→ Dataset entries on figures:
— START —

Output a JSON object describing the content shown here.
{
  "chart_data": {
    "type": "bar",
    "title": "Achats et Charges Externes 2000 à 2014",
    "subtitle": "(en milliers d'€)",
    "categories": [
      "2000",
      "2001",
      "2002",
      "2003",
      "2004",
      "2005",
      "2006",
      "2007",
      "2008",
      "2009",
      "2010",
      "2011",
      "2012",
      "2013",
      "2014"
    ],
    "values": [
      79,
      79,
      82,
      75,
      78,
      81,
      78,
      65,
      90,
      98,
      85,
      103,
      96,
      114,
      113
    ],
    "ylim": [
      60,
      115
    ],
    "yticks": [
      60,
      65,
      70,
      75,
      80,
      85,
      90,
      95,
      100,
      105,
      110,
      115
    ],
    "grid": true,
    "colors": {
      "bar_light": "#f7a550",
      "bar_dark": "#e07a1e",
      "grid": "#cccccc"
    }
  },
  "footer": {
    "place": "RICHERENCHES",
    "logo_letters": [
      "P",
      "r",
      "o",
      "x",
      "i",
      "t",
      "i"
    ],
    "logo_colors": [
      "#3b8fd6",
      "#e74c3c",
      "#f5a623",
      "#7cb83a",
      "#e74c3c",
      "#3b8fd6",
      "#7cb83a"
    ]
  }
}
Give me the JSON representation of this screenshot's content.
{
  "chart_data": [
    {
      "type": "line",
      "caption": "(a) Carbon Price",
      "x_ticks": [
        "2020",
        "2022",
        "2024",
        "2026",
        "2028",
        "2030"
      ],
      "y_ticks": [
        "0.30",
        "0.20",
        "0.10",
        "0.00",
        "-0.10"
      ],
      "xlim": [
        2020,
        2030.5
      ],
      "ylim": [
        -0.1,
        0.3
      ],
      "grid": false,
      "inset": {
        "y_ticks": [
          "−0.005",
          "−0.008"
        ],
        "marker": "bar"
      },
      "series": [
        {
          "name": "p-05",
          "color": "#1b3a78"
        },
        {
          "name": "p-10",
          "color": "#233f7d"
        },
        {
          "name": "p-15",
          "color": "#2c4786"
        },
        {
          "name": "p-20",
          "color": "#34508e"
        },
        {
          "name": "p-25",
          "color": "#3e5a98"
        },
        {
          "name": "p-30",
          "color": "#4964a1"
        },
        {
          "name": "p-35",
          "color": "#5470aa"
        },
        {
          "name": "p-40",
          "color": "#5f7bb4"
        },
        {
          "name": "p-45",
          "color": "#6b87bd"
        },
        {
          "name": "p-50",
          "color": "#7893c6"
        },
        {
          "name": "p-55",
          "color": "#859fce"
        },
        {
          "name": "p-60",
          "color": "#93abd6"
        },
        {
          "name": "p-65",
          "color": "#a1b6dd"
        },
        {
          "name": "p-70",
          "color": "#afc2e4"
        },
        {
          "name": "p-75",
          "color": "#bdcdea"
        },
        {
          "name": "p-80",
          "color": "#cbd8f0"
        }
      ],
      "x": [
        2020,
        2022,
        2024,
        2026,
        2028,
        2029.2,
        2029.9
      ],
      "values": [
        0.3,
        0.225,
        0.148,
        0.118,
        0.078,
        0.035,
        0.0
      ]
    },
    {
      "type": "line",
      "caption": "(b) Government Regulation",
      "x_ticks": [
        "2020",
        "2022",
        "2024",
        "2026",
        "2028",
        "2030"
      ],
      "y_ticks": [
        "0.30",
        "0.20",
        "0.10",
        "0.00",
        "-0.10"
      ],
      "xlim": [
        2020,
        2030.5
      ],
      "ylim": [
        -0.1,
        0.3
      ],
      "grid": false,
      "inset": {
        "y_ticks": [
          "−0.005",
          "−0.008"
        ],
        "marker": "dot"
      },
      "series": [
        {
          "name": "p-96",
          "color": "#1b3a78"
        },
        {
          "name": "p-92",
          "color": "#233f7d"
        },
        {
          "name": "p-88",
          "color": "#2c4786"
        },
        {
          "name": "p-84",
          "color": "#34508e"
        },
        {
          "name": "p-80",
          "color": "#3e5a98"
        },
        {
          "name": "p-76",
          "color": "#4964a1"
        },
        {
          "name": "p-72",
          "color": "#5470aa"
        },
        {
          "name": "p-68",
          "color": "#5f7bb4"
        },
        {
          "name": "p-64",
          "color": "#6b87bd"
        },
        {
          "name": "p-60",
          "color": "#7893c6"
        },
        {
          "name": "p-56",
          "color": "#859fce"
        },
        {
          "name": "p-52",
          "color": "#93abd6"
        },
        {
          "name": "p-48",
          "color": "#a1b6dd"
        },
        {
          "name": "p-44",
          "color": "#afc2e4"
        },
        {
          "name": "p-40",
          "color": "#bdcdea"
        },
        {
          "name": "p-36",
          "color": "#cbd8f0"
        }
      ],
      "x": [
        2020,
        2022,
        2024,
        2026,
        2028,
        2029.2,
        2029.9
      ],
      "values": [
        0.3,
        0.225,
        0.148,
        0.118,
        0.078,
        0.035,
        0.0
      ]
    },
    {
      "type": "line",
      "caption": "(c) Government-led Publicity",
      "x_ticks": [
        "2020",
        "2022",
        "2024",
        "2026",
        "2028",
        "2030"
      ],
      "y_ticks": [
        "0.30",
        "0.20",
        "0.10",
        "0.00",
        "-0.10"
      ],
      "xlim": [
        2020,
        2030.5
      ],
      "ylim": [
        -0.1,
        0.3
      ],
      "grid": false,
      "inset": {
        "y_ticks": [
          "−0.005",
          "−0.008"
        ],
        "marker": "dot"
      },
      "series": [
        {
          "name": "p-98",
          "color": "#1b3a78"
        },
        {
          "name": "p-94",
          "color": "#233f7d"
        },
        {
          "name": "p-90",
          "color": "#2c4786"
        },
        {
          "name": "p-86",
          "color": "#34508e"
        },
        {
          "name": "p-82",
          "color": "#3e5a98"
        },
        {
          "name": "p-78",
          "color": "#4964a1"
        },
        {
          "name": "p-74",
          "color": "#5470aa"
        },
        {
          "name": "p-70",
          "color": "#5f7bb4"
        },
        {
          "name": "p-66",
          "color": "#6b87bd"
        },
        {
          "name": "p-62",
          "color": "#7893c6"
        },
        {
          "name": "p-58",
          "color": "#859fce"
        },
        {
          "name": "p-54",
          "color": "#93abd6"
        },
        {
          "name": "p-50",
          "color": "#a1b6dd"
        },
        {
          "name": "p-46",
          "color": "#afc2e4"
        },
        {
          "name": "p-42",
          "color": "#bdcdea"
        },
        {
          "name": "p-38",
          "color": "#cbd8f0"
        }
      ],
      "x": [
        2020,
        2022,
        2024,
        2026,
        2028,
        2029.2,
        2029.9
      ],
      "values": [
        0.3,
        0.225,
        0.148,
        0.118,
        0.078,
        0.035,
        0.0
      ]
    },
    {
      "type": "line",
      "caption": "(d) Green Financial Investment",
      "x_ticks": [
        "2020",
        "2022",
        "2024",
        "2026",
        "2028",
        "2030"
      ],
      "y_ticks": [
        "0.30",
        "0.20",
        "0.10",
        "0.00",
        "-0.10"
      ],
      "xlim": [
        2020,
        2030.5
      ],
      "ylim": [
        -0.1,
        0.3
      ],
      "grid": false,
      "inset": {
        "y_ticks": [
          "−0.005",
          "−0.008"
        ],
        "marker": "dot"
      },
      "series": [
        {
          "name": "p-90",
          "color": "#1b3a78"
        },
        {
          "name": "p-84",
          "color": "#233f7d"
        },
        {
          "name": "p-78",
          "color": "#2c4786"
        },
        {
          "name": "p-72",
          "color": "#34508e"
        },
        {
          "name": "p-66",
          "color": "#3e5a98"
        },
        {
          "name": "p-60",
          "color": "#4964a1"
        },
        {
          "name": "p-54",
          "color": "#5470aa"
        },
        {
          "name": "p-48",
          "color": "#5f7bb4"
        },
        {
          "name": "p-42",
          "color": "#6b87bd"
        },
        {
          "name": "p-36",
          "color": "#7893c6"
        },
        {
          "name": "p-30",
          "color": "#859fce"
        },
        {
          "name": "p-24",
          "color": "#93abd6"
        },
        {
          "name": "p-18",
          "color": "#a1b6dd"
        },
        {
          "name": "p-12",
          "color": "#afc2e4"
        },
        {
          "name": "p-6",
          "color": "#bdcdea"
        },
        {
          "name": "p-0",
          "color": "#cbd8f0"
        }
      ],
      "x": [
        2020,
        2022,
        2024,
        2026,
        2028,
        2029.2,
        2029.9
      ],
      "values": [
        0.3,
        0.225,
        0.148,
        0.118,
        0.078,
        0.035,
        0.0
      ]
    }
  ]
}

— END —

→ SET TASK: Copy out each line of the records where the string "JSON" appears.

→ ANSWER TO THE EXERCISE:
Output a JSON object describing the content shown here.
Give me the JSON representation of this screenshot's content.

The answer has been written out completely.